- Exercise requirements -
Quote each of the following lines verbatim, from the first to the last.

- Data for processing -
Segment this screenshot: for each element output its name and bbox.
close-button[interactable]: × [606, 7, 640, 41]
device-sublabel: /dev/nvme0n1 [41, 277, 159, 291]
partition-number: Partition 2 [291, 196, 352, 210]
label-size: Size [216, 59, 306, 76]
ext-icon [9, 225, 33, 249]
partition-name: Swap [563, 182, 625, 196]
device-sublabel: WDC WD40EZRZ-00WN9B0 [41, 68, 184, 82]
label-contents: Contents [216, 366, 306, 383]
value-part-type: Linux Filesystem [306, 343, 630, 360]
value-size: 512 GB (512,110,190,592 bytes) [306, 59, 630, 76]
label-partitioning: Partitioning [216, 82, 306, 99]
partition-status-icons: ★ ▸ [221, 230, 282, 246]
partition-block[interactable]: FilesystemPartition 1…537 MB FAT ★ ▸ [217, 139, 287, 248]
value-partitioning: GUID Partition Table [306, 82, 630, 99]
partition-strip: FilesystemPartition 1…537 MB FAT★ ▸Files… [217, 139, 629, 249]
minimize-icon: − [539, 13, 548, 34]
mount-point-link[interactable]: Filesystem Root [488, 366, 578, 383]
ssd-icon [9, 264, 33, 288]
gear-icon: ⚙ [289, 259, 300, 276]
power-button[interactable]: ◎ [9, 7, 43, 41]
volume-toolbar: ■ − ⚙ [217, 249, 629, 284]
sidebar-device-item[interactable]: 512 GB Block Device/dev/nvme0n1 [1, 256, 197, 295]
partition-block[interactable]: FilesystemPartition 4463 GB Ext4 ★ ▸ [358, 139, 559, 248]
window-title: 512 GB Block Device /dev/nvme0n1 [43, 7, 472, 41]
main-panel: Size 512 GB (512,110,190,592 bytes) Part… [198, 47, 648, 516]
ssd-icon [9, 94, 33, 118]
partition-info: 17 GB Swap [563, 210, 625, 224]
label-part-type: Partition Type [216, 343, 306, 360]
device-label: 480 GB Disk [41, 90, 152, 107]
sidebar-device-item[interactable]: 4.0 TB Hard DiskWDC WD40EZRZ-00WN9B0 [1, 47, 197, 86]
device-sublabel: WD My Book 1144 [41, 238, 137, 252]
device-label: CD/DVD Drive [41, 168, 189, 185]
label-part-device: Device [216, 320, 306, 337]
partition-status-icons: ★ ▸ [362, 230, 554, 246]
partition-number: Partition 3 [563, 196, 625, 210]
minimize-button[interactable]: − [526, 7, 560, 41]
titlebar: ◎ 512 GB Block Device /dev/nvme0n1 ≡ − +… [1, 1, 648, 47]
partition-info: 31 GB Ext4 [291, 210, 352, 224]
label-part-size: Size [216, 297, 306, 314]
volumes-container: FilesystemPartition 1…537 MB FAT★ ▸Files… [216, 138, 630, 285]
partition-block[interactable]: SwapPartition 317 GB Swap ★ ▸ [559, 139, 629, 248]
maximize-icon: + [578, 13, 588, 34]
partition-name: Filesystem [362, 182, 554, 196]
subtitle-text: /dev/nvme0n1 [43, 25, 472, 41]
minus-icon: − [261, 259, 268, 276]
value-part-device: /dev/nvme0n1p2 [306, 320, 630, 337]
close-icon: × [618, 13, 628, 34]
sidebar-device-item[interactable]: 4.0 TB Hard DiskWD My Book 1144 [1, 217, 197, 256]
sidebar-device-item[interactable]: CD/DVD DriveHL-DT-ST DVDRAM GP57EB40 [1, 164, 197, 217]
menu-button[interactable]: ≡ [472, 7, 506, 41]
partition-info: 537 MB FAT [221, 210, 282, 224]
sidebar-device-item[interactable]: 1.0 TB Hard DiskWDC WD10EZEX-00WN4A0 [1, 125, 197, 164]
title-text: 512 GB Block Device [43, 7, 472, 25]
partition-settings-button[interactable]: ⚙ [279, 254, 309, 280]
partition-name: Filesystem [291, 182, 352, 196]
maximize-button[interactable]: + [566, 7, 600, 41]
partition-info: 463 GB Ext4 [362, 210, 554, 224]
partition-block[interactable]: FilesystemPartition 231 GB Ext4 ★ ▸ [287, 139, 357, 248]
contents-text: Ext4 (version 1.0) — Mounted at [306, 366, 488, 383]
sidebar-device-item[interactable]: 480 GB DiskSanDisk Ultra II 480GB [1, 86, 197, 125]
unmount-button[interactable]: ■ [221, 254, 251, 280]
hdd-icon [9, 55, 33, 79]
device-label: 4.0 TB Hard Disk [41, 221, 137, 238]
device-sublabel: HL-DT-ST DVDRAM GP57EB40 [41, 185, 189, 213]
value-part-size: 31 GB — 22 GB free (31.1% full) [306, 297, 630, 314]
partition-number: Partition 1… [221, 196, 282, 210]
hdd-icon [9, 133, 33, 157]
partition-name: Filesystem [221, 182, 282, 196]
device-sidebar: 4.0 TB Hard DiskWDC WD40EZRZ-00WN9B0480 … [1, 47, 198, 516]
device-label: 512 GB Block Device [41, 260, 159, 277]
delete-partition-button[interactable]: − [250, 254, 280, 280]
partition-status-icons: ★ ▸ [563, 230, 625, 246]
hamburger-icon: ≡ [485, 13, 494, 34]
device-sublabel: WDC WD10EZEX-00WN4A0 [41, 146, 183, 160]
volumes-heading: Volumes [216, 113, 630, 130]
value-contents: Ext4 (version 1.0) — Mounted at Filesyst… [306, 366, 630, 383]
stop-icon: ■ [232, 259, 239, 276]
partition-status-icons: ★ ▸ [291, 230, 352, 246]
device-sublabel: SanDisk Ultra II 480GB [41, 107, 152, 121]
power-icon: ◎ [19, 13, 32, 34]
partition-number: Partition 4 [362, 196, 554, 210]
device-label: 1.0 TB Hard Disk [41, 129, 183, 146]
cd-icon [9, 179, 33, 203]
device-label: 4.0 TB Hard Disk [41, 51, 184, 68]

- Worked answer -
Segment this screenshot: for each element output its name and bbox.
close-button[interactable]: × [606, 7, 640, 41]
device-sublabel: /dev/nvme0n1 [41, 277, 159, 291]
partition-number: Partition 2 [291, 196, 352, 210]
label-size: Size [216, 59, 306, 76]
ext-icon [9, 225, 33, 249]
partition-name: Swap [563, 182, 625, 196]
device-sublabel: WDC WD40EZRZ-00WN9B0 [41, 68, 184, 82]
label-contents: Contents [216, 366, 306, 383]
value-part-type: Linux Filesystem [306, 343, 630, 360]
value-size: 512 GB (512,110,190,592 bytes) [306, 59, 630, 76]
label-partitioning: Partitioning [216, 82, 306, 99]
partition-status-icons: ★ ▸ [221, 230, 282, 246]
partition-block[interactable]: FilesystemPartition 1…537 MB FAT ★ ▸ [217, 139, 287, 248]
value-partitioning: GUID Partition Table [306, 82, 630, 99]
partition-strip: FilesystemPartition 1…537 MB FAT★ ▸Files… [217, 139, 629, 249]
minimize-icon: − [539, 13, 548, 34]
mount-point-link[interactable]: Filesystem Root [488, 366, 578, 383]
ssd-icon [9, 264, 33, 288]
gear-icon: ⚙ [289, 259, 300, 276]
power-button[interactable]: ◎ [9, 7, 43, 41]
volume-toolbar: ■ − ⚙ [217, 249, 629, 284]
sidebar-device-item[interactable]: 512 GB Block Device/dev/nvme0n1 [1, 256, 197, 295]
partition-block[interactable]: FilesystemPartition 4463 GB Ext4 ★ ▸ [358, 139, 559, 248]
window-title: 512 GB Block Device /dev/nvme0n1 [43, 7, 472, 41]
main-panel: Size 512 GB (512,110,190,592 bytes) Part… [198, 47, 648, 516]
ssd-icon [9, 94, 33, 118]
partition-info: 17 GB Swap [563, 210, 625, 224]
label-part-type: Partition Type [216, 343, 306, 360]
device-label: 480 GB Disk [41, 90, 152, 107]
sidebar-device-item[interactable]: 4.0 TB Hard DiskWDC WD40EZRZ-00WN9B0 [1, 47, 197, 86]
device-sublabel: WD My Book 1144 [41, 238, 137, 252]
device-label: CD/DVD Drive [41, 168, 189, 185]
label-part-device: Device [216, 320, 306, 337]
partition-status-icons: ★ ▸ [362, 230, 554, 246]
partition-number: Partition 3 [563, 196, 625, 210]
minimize-button[interactable]: − [526, 7, 560, 41]
titlebar: ◎ 512 GB Block Device /dev/nvme0n1 ≡ − +… [1, 1, 648, 47]
partition-info: 31 GB Ext4 [291, 210, 352, 224]
label-part-size: Size [216, 297, 306, 314]
volumes-container: FilesystemPartition 1…537 MB FAT★ ▸Files… [216, 138, 630, 285]
partition-block[interactable]: SwapPartition 317 GB Swap ★ ▸ [559, 139, 629, 248]
maximize-icon: + [578, 13, 588, 34]
partition-name: Filesystem [362, 182, 554, 196]
subtitle-text: /dev/nvme0n1 [43, 25, 472, 41]
minus-icon: − [261, 259, 268, 276]
value-part-device: /dev/nvme0n1p2 [306, 320, 630, 337]
close-icon: × [618, 13, 628, 34]
sidebar-device-item[interactable]: 4.0 TB Hard DiskWD My Book 1144 [1, 217, 197, 256]
sidebar-device-item[interactable]: CD/DVD DriveHL-DT-ST DVDRAM GP57EB40 [1, 164, 197, 217]
menu-button[interactable]: ≡ [472, 7, 506, 41]
partition-info: 537 MB FAT [221, 210, 282, 224]
sidebar-device-item[interactable]: 1.0 TB Hard DiskWDC WD10EZEX-00WN4A0 [1, 125, 197, 164]
title-text: 512 GB Block Device [43, 7, 472, 25]
partition-settings-button[interactable]: ⚙ [279, 254, 309, 280]
partition-name: Filesystem [291, 182, 352, 196]
maximize-button[interactable]: + [566, 7, 600, 41]
partition-info: 463 GB Ext4 [362, 210, 554, 224]
partition-block[interactable]: FilesystemPartition 231 GB Ext4 ★ ▸ [287, 139, 357, 248]
contents-text: Ext4 (version 1.0) — Mounted at [306, 366, 488, 383]
sidebar-device-item[interactable]: 480 GB DiskSanDisk Ultra II 480GB [1, 86, 197, 125]
unmount-button[interactable]: ■ [221, 254, 251, 280]
hdd-icon [9, 55, 33, 79]
device-label: 4.0 TB Hard Disk [41, 221, 137, 238]
device-sublabel: HL-DT-ST DVDRAM GP57EB40 [41, 185, 189, 213]
value-part-size: 31 GB — 22 GB free (31.1% full) [306, 297, 630, 314]
partition-number: Partition 1… [221, 196, 282, 210]
hdd-icon [9, 133, 33, 157]
partition-name: Filesystem [221, 182, 282, 196]
device-sidebar: 4.0 TB Hard DiskWDC WD40EZRZ-00WN9B0480 … [1, 47, 198, 516]
device-label: 512 GB Block Device [41, 260, 159, 277]
delete-partition-button[interactable]: − [250, 254, 280, 280]
partition-status-icons: ★ ▸ [563, 230, 625, 246]
hamburger-icon: ≡ [485, 13, 494, 34]
device-sublabel: WDC WD10EZEX-00WN4A0 [41, 146, 183, 160]
volumes-heading: Volumes [216, 113, 630, 130]
value-contents: Ext4 (version 1.0) — Mounted at Filesyst… [306, 366, 630, 383]
stop-icon: ■ [232, 259, 239, 276]
partition-status-icons: ★ ▸ [291, 230, 352, 246]
device-sublabel: SanDisk Ultra II 480GB [41, 107, 152, 121]
power-icon: ◎ [19, 13, 32, 34]
partition-number: Partition 4 [362, 196, 554, 210]
device-label: 1.0 TB Hard Disk [41, 129, 183, 146]
cd-icon [9, 179, 33, 203]
device-label: 4.0 TB Hard Disk [41, 51, 184, 68]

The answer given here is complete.